Extract each line containing the string "true".

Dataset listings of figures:
-- START --
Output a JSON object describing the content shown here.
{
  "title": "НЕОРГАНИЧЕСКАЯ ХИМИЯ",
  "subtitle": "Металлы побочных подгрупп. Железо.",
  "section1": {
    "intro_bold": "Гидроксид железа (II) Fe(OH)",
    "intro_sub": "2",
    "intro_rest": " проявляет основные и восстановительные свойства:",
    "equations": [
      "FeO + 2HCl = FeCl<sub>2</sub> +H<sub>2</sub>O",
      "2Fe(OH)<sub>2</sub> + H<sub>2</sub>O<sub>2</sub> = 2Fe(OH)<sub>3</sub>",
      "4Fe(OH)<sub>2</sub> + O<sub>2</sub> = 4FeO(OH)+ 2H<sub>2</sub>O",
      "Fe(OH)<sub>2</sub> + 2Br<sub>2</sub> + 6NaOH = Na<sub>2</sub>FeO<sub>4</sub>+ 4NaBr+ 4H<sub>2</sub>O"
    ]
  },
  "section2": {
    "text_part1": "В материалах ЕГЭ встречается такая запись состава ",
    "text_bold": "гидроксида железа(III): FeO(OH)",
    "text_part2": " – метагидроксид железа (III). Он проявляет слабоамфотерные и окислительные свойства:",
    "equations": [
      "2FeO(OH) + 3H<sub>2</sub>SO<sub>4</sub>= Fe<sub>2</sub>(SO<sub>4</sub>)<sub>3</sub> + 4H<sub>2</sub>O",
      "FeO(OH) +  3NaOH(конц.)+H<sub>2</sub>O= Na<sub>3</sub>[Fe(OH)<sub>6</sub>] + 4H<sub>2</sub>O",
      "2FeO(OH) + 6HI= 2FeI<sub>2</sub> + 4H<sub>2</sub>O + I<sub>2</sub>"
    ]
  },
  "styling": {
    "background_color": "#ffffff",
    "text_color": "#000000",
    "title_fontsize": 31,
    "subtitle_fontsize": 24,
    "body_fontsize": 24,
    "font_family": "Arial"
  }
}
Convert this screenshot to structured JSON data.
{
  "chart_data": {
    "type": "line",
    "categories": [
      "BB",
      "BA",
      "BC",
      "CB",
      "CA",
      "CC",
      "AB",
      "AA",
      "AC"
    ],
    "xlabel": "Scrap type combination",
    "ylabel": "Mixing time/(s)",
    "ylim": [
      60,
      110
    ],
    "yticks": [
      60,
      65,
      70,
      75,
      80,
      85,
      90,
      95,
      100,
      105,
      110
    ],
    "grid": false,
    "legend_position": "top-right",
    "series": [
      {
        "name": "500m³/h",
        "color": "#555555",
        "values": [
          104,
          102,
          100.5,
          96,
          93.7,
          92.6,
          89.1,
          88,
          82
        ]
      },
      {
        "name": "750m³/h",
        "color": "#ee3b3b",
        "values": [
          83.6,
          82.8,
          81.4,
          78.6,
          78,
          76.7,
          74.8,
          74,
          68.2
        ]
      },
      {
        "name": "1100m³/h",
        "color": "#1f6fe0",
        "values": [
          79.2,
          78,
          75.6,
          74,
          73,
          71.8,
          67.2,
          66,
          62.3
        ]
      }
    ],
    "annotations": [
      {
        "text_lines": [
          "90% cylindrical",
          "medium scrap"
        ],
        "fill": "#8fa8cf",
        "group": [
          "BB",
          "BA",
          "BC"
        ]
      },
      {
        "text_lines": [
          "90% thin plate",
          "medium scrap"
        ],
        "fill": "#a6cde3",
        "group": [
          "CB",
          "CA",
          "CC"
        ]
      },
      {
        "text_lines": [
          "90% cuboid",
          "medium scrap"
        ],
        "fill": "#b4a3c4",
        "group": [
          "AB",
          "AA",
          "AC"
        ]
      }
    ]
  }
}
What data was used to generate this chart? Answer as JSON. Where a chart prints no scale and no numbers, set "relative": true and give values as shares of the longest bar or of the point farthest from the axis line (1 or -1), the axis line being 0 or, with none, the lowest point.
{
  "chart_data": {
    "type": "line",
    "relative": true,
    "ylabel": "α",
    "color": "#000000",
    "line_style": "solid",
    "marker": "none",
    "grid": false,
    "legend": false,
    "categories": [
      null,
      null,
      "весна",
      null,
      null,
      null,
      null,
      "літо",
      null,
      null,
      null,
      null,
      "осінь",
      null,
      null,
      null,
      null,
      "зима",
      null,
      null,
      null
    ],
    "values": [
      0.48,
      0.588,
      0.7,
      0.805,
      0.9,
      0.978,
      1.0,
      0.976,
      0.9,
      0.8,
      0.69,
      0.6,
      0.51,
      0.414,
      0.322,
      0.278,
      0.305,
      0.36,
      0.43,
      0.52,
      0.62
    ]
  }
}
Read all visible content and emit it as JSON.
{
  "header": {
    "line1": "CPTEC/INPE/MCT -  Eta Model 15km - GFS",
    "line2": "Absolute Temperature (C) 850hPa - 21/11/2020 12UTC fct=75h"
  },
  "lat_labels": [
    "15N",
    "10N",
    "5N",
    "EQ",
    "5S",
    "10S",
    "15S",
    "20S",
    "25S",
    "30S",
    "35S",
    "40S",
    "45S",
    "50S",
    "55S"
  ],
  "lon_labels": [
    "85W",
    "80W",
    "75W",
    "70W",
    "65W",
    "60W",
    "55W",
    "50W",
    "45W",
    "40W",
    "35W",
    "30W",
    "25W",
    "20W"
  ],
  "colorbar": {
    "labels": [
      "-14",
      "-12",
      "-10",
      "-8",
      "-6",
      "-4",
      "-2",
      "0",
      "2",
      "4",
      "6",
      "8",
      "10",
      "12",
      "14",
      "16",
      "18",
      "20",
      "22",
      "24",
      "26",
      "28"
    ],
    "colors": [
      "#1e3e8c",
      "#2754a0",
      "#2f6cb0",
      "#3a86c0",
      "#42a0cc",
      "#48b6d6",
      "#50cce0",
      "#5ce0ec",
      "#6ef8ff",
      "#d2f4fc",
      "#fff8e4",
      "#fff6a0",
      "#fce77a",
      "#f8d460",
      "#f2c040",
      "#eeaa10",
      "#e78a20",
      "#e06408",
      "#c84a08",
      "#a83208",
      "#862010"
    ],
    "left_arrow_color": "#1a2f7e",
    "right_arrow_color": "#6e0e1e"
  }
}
-- END --
FINISHED ANSWER:
What data was used to generate this chart? Answer as JSON. Where a chart prints no scale and no numbers, set "relative": true and give values as shares of the longest bar or of the point farthest from the axis line (1 or -1), the axis line being 0 or, with none, the lowest point.
    "relative": true,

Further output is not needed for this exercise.